### THE DATA ###
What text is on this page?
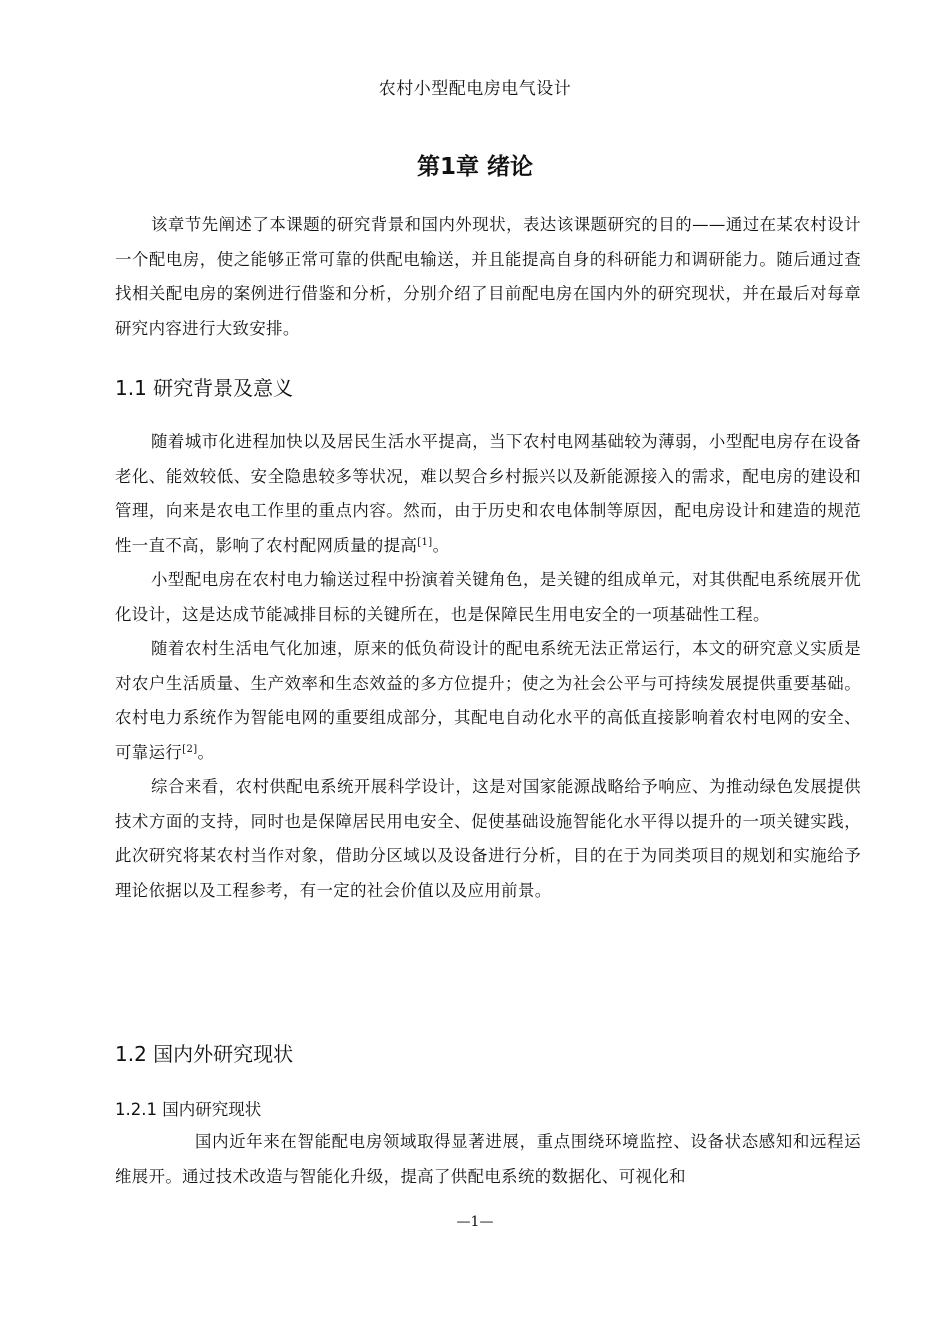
农村小型配电房电气设计
第1章 绪论

该章节先阐述了本课题的研究背景和国内外现状，表达该课题研究的目的——通过在某农村设计一个配电房，使之能够正常可靠的供配电输送，并且能提高自身的科研能力和调研能力。随后通过查找相关配电房的案例进行借鉴和分析，分别介绍了目前配电房在国内外的研究现状，并在最后对每章研究内容进行大致安排。

1.1 研究背景及意义

随着城市化进程加快以及居民生活水平提高，当下农村电网基础较为薄弱，小型配电房存在设备老化、能效较低、安全隐患较多等状况，难以契合乡村振兴以及新能源接入的需求，配电房的建设和管理，向来是农电工作里的重点内容。然而，由于历史和农电体制等原因，配电房设计和建造的规范性一直不高，影响了农村配网质量的提高[1]。

小型配电房在农村电力输送过程中扮演着关键角色，是关键的组成单元，对其供配电系统展开优化设计，这是达成节能减排目标的关键所在，也是保障民生用电安全的一项基础性工程。

随着农村生活电气化加速，原来的低负荷设计的配电系统无法正常运行，本文的研究意义实质是对农户生活质量、生产效率和生态效益的多方位提升；使之为社会公平与可持续发展提供重要基础。农村电力系统作为智能电网的重要组成部分，其配电自动化水平的高低直接影响着农村电网的安全、可靠运行[2]。

综合来看，农村供配电系统开展科学设计，这是对国家能源战略给予响应、为推动绿色发展提供技术方面的支持，同时也是保障居民用电安全、促使基础设施智能化水平得以提升的一项关键实践，此次研究将某农村当作对象，借助分区域以及设备进行分析，目的在于为同类项目的规划和实施给予理论依据以及工程参考，有一定的社会价值以及应用前景。

1.2 国内外研究现状
1.2.1 国内研究现状

国内近年来在智能配电房领域取得显著进展，重点围绕环境监控、设备状态感知和远程运维展开。通过技术改造与智能化升级，提高了供配电系统的数据化、可视化和

—1—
###
» **WHAT IS NEEDED**
Working from the lines above, reproduce the material exactly and exclude its pictures.

» **WRITTEN ANSWER**
What text is on this page?
农村小型配电房电气设计
第1章 绪论

该章节先阐述了本课题的研究背景和国内外现状，表达该课题研究的目的——通过在某农村设计一个配电房，使之能够正常可靠的供配电输送，并且能提高自身的科研能力和调研能力。随后通过查找相关配电房的案例进行借鉴和分析，分别介绍了目前配电房在国内外的研究现状，并在最后对每章研究内容进行大致安排。

1.1 研究背景及意义

随着城市化进程加快以及居民生活水平提高，当下农村电网基础较为薄弱，小型配电房存在设备老化、能效较低、安全隐患较多等状况，难以契合乡村振兴以及新能源接入的需求，配电房的建设和管理，向来是农电工作里的重点内容。然而，由于历史和农电体制等原因，配电房设计和建造的规范性一直不高，影响了农村配网质量的提高[1]。

小型配电房在农村电力输送过程中扮演着关键角色，是关键的组成单元，对其供配电系统展开优化设计，这是达成节能减排目标的关键所在，也是保障民生用电安全的一项基础性工程。

随着农村生活电气化加速，原来的低负荷设计的配电系统无法正常运行，本文的研究意义实质是对农户生活质量、生产效率和生态效益的多方位提升；使之为社会公平与可持续发展提供重要基础。农村电力系统作为智能电网的重要组成部分，其配电自动化水平的高低直接影响着农村电网的安全、可靠运行[2]。

综合来看，农村供配电系统开展科学设计，这是对国家能源战略给予响应、为推动绿色发展提供技术方面的支持，同时也是保障居民用电安全、促使基础设施智能化水平得以提升的一项关键实践，此次研究将某农村当作对象，借助分区域以及设备进行分析，目的在于为同类项目的规划和实施给予理论依据以及工程参考，有一定的社会价值以及应用前景。

1.2 国内外研究现状
1.2.1 国内研究现状

国内近年来在智能配电房领域取得显著进展，重点围绕环境监控、设备状态感知和远程运维展开。通过技术改造与智能化升级，提高了供配电系统的数据化、可视化和

—1—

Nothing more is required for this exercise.